(Extracted records)

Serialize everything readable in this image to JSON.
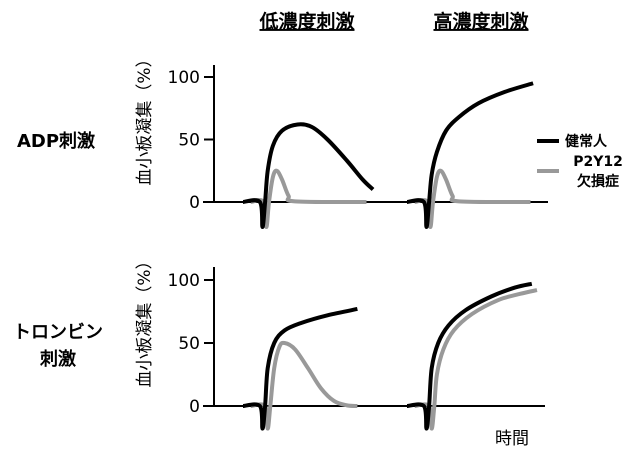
{
  "chart_data": {
    "type": "line",
    "column_headers": [
      "低濃度刺激",
      "高濃度刺激"
    ],
    "row_headers": [
      "ADP刺激",
      "トロンビン\n刺激"
    ],
    "row_header_lines": [
      [
        "ADP刺激"
      ],
      [
        "トロンビン",
        "刺激"
      ]
    ],
    "ylabel": "血小板凝集（%）",
    "xlabel": "時間",
    "yticks": [
      "0",
      "50",
      "100"
    ],
    "ylim": [
      0,
      100
    ],
    "grid": false,
    "legend_placement": "right",
    "legend": [
      {
        "lines": [
          "健常人"
        ],
        "color": "#000000"
      },
      {
        "lines": [
          "P2Y12",
          "欠損症"
        ],
        "color": "#999999"
      }
    ],
    "panels": [
      {
        "row": 0,
        "col": 0,
        "series": [
          {
            "color": "#000000",
            "points": [
              [
                0,
                0
              ],
              [
                1.3,
                0
              ],
              [
                1.5,
                -20
              ],
              [
                1.7,
                0
              ],
              [
                1.9,
                25
              ],
              [
                2.3,
                45
              ],
              [
                3,
                57
              ],
              [
                4.2,
                62
              ],
              [
                5.3,
                60
              ],
              [
                6.5,
                50
              ],
              [
                8,
                33
              ],
              [
                9.2,
                18
              ],
              [
                10,
                10
              ]
            ]
          },
          {
            "color": "#999999",
            "points": [
              [
                0.6,
                0
              ],
              [
                1.6,
                0
              ],
              [
                1.8,
                -20
              ],
              [
                2,
                0
              ],
              [
                2.3,
                20
              ],
              [
                2.6,
                25
              ],
              [
                3,
                18
              ],
              [
                3.5,
                5
              ],
              [
                4,
                0.5
              ],
              [
                9.5,
                0
              ]
            ]
          }
        ]
      },
      {
        "row": 0,
        "col": 1,
        "series": [
          {
            "color": "#000000",
            "points": [
              [
                0,
                0
              ],
              [
                1.3,
                0
              ],
              [
                1.5,
                -20
              ],
              [
                1.7,
                0
              ],
              [
                1.9,
                22
              ],
              [
                2.3,
                40
              ],
              [
                3,
                57
              ],
              [
                4,
                68
              ],
              [
                5.5,
                79
              ],
              [
                7.5,
                88
              ],
              [
                9.7,
                95
              ]
            ]
          },
          {
            "color": "#999999",
            "points": [
              [
                0.6,
                0
              ],
              [
                1.6,
                0
              ],
              [
                1.8,
                -20
              ],
              [
                2,
                0
              ],
              [
                2.3,
                20
              ],
              [
                2.6,
                25
              ],
              [
                3,
                18
              ],
              [
                3.5,
                5
              ],
              [
                4,
                0.5
              ],
              [
                9.5,
                0
              ]
            ]
          }
        ]
      },
      {
        "row": 1,
        "col": 0,
        "series": [
          {
            "color": "#000000",
            "points": [
              [
                0,
                0
              ],
              [
                1.3,
                0
              ],
              [
                1.5,
                -18
              ],
              [
                1.7,
                0
              ],
              [
                1.9,
                30
              ],
              [
                2.4,
                50
              ],
              [
                3.2,
                60
              ],
              [
                4.5,
                66
              ],
              [
                6.5,
                72
              ],
              [
                8.8,
                77
              ]
            ]
          },
          {
            "color": "#999999",
            "points": [
              [
                0.6,
                0
              ],
              [
                1.7,
                0
              ],
              [
                1.9,
                -18
              ],
              [
                2.1,
                0
              ],
              [
                2.4,
                30
              ],
              [
                2.8,
                47
              ],
              [
                3.2,
                50
              ],
              [
                4,
                45
              ],
              [
                5,
                30
              ],
              [
                6,
                14
              ],
              [
                7,
                4
              ],
              [
                8,
                0.5
              ],
              [
                8.8,
                0
              ]
            ]
          }
        ]
      },
      {
        "row": 1,
        "col": 1,
        "series": [
          {
            "color": "#000000",
            "points": [
              [
                0,
                0
              ],
              [
                1.3,
                0
              ],
              [
                1.5,
                -18
              ],
              [
                1.7,
                0
              ],
              [
                1.9,
                30
              ],
              [
                2.4,
                50
              ],
              [
                3.2,
                64
              ],
              [
                4.5,
                76
              ],
              [
                6.5,
                87
              ],
              [
                8.3,
                94
              ],
              [
                9.6,
                97
              ]
            ]
          },
          {
            "color": "#999999",
            "points": [
              [
                0.6,
                0
              ],
              [
                1.7,
                0
              ],
              [
                1.9,
                -18
              ],
              [
                2.1,
                0
              ],
              [
                2.3,
                25
              ],
              [
                2.8,
                45
              ],
              [
                3.6,
                60
              ],
              [
                5,
                73
              ],
              [
                7,
                84
              ],
              [
                8.7,
                89
              ],
              [
                10,
                92
              ]
            ]
          }
        ]
      }
    ]
  }
}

■ WHAT THIS TASK INVOLVES
Give all the entries again exactly, dropping each picture.

■ PROBLEM SOLUTION
Serialize everything readable in this image to JSON.
{
  "chart_data": {
    "type": "line",
    "column_headers": [
      "低濃度刺激",
      "高濃度刺激"
    ],
    "row_headers": [
      "ADP刺激",
      "トロンビン\n刺激"
    ],
    "row_header_lines": [
      [
        "ADP刺激"
      ],
      [
        "トロンビン",
        "刺激"
      ]
    ],
    "ylabel": "血小板凝集（%）",
    "xlabel": "時間",
    "yticks": [
      "0",
      "50",
      "100"
    ],
    "ylim": [
      0,
      100
    ],
    "grid": false,
    "legend_placement": "right",
    "legend": [
      {
        "lines": [
          "健常人"
        ],
        "color": "#000000"
      },
      {
        "lines": [
          "P2Y12",
          "欠損症"
        ],
        "color": "#999999"
      }
    ],
    "panels": [
      {
        "row": 0,
        "col": 0,
        "series": [
          {
            "color": "#000000",
            "points": [
              [
                0,
                0
              ],
              [
                1.3,
                0
              ],
              [
                1.5,
                -20
              ],
              [
                1.7,
                0
              ],
              [
                1.9,
                25
              ],
              [
                2.3,
                45
              ],
              [
                3,
                57
              ],
              [
                4.2,
                62
              ],
              [
                5.3,
                60
              ],
              [
                6.5,
                50
              ],
              [
                8,
                33
              ],
              [
                9.2,
                18
              ],
              [
                10,
                10
              ]
            ]
          },
          {
            "color": "#999999",
            "points": [
              [
                0.6,
                0
              ],
              [
                1.6,
                0
              ],
              [
                1.8,
                -20
              ],
              [
                2,
                0
              ],
              [
                2.3,
                20
              ],
              [
                2.6,
                25
              ],
              [
                3,
                18
              ],
              [
                3.5,
                5
              ],
              [
                4,
                0.5
              ],
              [
                9.5,
                0
              ]
            ]
          }
        ]
      },
      {
        "row": 0,
        "col": 1,
        "series": [
          {
            "color": "#000000",
            "points": [
              [
                0,
                0
              ],
              [
                1.3,
                0
              ],
              [
                1.5,
                -20
              ],
              [
                1.7,
                0
              ],
              [
                1.9,
                22
              ],
              [
                2.3,
                40
              ],
              [
                3,
                57
              ],
              [
                4,
                68
              ],
              [
                5.5,
                79
              ],
              [
                7.5,
                88
              ],
              [
                9.7,
                95
              ]
            ]
          },
          {
            "color": "#999999",
            "points": [
              [
                0.6,
                0
              ],
              [
                1.6,
                0
              ],
              [
                1.8,
                -20
              ],
              [
                2,
                0
              ],
              [
                2.3,
                20
              ],
              [
                2.6,
                25
              ],
              [
                3,
                18
              ],
              [
                3.5,
                5
              ],
              [
                4,
                0.5
              ],
              [
                9.5,
                0
              ]
            ]
          }
        ]
      },
      {
        "row": 1,
        "col": 0,
        "series": [
          {
            "color": "#000000",
            "points": [
              [
                0,
                0
              ],
              [
                1.3,
                0
              ],
              [
                1.5,
                -18
              ],
              [
                1.7,
                0
              ],
              [
                1.9,
                30
              ],
              [
                2.4,
                50
              ],
              [
                3.2,
                60
              ],
              [
                4.5,
                66
              ],
              [
                6.5,
                72
              ],
              [
                8.8,
                77
              ]
            ]
          },
          {
            "color": "#999999",
            "points": [
              [
                0.6,
                0
              ],
              [
                1.7,
                0
              ],
              [
                1.9,
                -18
              ],
              [
                2.1,
                0
              ],
              [
                2.4,
                30
              ],
              [
                2.8,
                47
              ],
              [
                3.2,
                50
              ],
              [
                4,
                45
              ],
              [
                5,
                30
              ],
              [
                6,
                14
              ],
              [
                7,
                4
              ],
              [
                8,
                0.5
              ],
              [
                8.8,
                0
              ]
            ]
          }
        ]
      },
      {
        "row": 1,
        "col": 1,
        "series": [
          {
            "color": "#000000",
            "points": [
              [
                0,
                0
              ],
              [
                1.3,
                0
              ],
              [
                1.5,
                -18
              ],
              [
                1.7,
                0
              ],
              [
                1.9,
                30
              ],
              [
                2.4,
                50
              ],
              [
                3.2,
                64
              ],
              [
                4.5,
                76
              ],
              [
                6.5,
                87
              ],
              [
                8.3,
                94
              ],
              [
                9.6,
                97
              ]
            ]
          },
          {
            "color": "#999999",
            "points": [
              [
                0.6,
                0
              ],
              [
                1.7,
                0
              ],
              [
                1.9,
                -18
              ],
              [
                2.1,
                0
              ],
              [
                2.3,
                25
              ],
              [
                2.8,
                45
              ],
              [
                3.6,
                60
              ],
              [
                5,
                73
              ],
              [
                7,
                84
              ],
              [
                8.7,
                89
              ],
              [
                10,
                92
              ]
            ]
          }
        ]
      }
    ]
  }
}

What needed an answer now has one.